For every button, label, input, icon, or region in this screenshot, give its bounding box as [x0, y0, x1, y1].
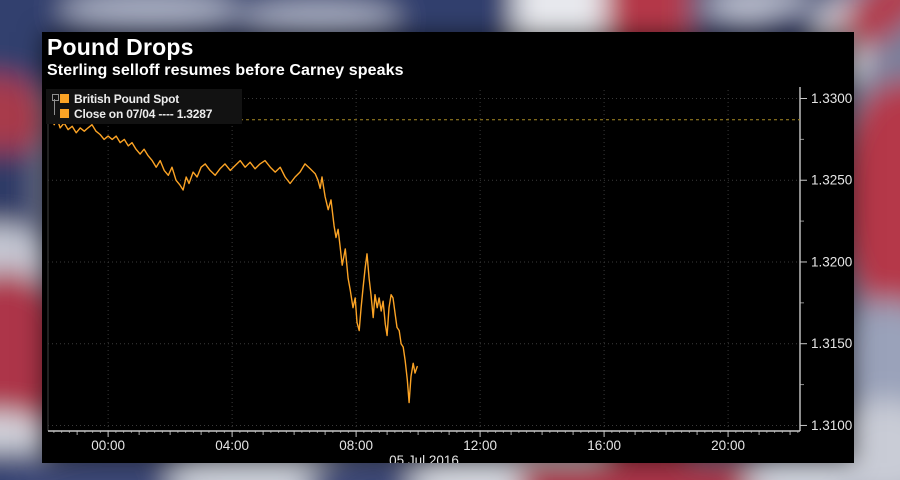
legend-series-label: British Pound Spot	[74, 91, 180, 106]
legend-handle-icon	[50, 92, 60, 105]
x-axis-label: 20:00	[711, 438, 745, 453]
price-line	[47, 114, 418, 404]
x-axis-label: 08:00	[339, 438, 373, 453]
y-axis-label: 1.3150	[811, 336, 852, 351]
y-axis-label: 1.3300	[811, 91, 852, 106]
chart-panel: Pound Drops Sterling selloff resumes bef…	[42, 32, 854, 463]
legend-close-label: Close on 07/04 ---- 1.3287	[74, 106, 213, 121]
y-axis-label: 1.3100	[811, 418, 852, 433]
x-axis-label: 12:00	[463, 438, 497, 453]
x-axis-label: 04:00	[215, 438, 249, 453]
close-marker-icon	[60, 109, 69, 118]
page-subtitle: Sterling selloff resumes before Carney s…	[47, 62, 404, 79]
x-axis-label: 16:00	[587, 438, 621, 453]
y-axis-label: 1.3250	[811, 173, 852, 188]
chart-legend: British Pound Spot Close on 07/04 ---- 1…	[46, 89, 242, 124]
legend-stem-line	[54, 99, 55, 115]
y-axis-label: 1.3200	[811, 254, 852, 269]
series-marker-icon	[60, 94, 69, 103]
x-axis-label: 00:00	[91, 438, 125, 453]
legend-row-close: Close on 07/04 ---- 1.3287	[50, 106, 238, 121]
page-title: Pound Drops	[47, 34, 194, 60]
date-label: 05 Jul 2016	[389, 453, 459, 463]
price-chart[interactable]: 1.3300 1.3250 1.3200 1.3150 1.3100 00:00 04:00…	[42, 32, 854, 463]
legend-row-series: British Pound Spot	[50, 91, 238, 106]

+ + + + + + +

THE PROBLEM | Copy the material above word for word, leaving out the picture.

EXERCISE ANSWER |
For every button, label, input, icon, or region in this screenshot, give its bounding box as [x0, y0, x1, y1].
legend-series-label: British Pound Spot	[74, 91, 180, 106]
legend-handle-icon	[50, 92, 60, 105]
x-axis-label: 20:00	[711, 438, 745, 453]
price-line	[47, 114, 418, 404]
x-axis-label: 08:00	[339, 438, 373, 453]
y-axis-label: 1.3150	[811, 336, 852, 351]
y-axis-label: 1.3300	[811, 91, 852, 106]
chart-panel: Pound Drops Sterling selloff resumes bef…	[42, 32, 854, 463]
legend-close-label: Close on 07/04 ---- 1.3287	[74, 106, 213, 121]
y-axis-label: 1.3100	[811, 418, 852, 433]
x-axis-label: 12:00	[463, 438, 497, 453]
x-axis-label: 04:00	[215, 438, 249, 453]
close-marker-icon	[60, 109, 69, 118]
page-subtitle: Sterling selloff resumes before Carney s…	[47, 62, 404, 79]
x-axis-label: 16:00	[587, 438, 621, 453]
y-axis-label: 1.3250	[811, 173, 852, 188]
chart-legend: British Pound Spot Close on 07/04 ---- 1…	[46, 89, 242, 124]
legend-stem-line	[54, 99, 55, 115]
y-axis-label: 1.3200	[811, 254, 852, 269]
series-marker-icon	[60, 94, 69, 103]
x-axis-label: 00:00	[91, 438, 125, 453]
legend-row-close: Close on 07/04 ---- 1.3287	[50, 106, 238, 121]
page-title: Pound Drops	[47, 34, 194, 60]
date-label: 05 Jul 2016	[389, 453, 459, 463]
price-chart[interactable]: 1.3300 1.3250 1.3200 1.3150 1.3100 00:00 04:00…	[42, 32, 854, 463]
legend-row-series: British Pound Spot	[50, 91, 238, 106]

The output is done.